REQUIREMENT — Exactly repeat the material, dropping every picture from the copy.
:: DATA TO PROCESS
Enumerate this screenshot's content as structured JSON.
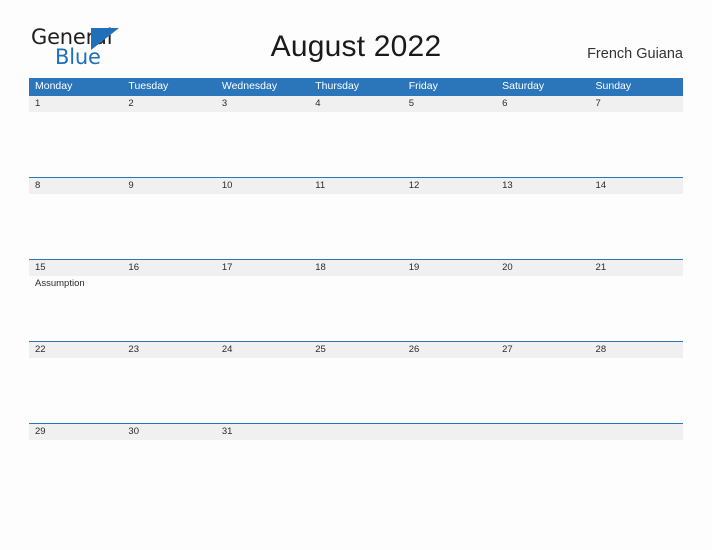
{
  "logo": {
    "word_one": "General",
    "word_two": "Blue",
    "brand_color": "#1f70b8",
    "triangle_icon": "triangle-icon"
  },
  "header": {
    "title": "August 2022",
    "region": "French Guiana"
  },
  "colors": {
    "header_blue": "#2b76bb",
    "date_band_gray": "#f0f0f0",
    "page_background": "#fdfdfd",
    "text_dark": "#2b2b2b"
  },
  "calendar": {
    "weekdays": [
      "Monday",
      "Tuesday",
      "Wednesday",
      "Thursday",
      "Friday",
      "Saturday",
      "Sunday"
    ],
    "weeks": [
      {
        "dates": [
          "1",
          "2",
          "3",
          "4",
          "5",
          "6",
          "7"
        ],
        "events": [
          "",
          "",
          "",
          "",
          "",
          "",
          ""
        ]
      },
      {
        "dates": [
          "8",
          "9",
          "10",
          "11",
          "12",
          "13",
          "14"
        ],
        "events": [
          "",
          "",
          "",
          "",
          "",
          "",
          ""
        ]
      },
      {
        "dates": [
          "15",
          "16",
          "17",
          "18",
          "19",
          "20",
          "21"
        ],
        "events": [
          "Assumption",
          "",
          "",
          "",
          "",
          "",
          ""
        ]
      },
      {
        "dates": [
          "22",
          "23",
          "24",
          "25",
          "26",
          "27",
          "28"
        ],
        "events": [
          "",
          "",
          "",
          "",
          "",
          "",
          ""
        ]
      },
      {
        "dates": [
          "29",
          "30",
          "31",
          "",
          "",
          "",
          ""
        ],
        "events": [
          "",
          "",
          "",
          "",
          "",
          "",
          ""
        ]
      }
    ]
  }
}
::::
IN RESPONSE —
Enumerate this screenshot's content as structured JSON.
{
  "logo": {
    "word_one": "General",
    "word_two": "Blue",
    "brand_color": "#1f70b8",
    "triangle_icon": "triangle-icon"
  },
  "header": {
    "title": "August 2022",
    "region": "French Guiana"
  },
  "colors": {
    "header_blue": "#2b76bb",
    "date_band_gray": "#f0f0f0",
    "page_background": "#fdfdfd",
    "text_dark": "#2b2b2b"
  },
  "calendar": {
    "weekdays": [
      "Monday",
      "Tuesday",
      "Wednesday",
      "Thursday",
      "Friday",
      "Saturday",
      "Sunday"
    ],
    "weeks": [
      {
        "dates": [
          "1",
          "2",
          "3",
          "4",
          "5",
          "6",
          "7"
        ],
        "events": [
          "",
          "",
          "",
          "",
          "",
          "",
          ""
        ]
      },
      {
        "dates": [
          "8",
          "9",
          "10",
          "11",
          "12",
          "13",
          "14"
        ],
        "events": [
          "",
          "",
          "",
          "",
          "",
          "",
          ""
        ]
      },
      {
        "dates": [
          "15",
          "16",
          "17",
          "18",
          "19",
          "20",
          "21"
        ],
        "events": [
          "Assumption",
          "",
          "",
          "",
          "",
          "",
          ""
        ]
      },
      {
        "dates": [
          "22",
          "23",
          "24",
          "25",
          "26",
          "27",
          "28"
        ],
        "events": [
          "",
          "",
          "",
          "",
          "",
          "",
          ""
        ]
      },
      {
        "dates": [
          "29",
          "30",
          "31",
          "",
          "",
          "",
          ""
        ],
        "events": [
          "",
          "",
          "",
          "",
          "",
          "",
          ""
        ]
      }
    ]
  }
}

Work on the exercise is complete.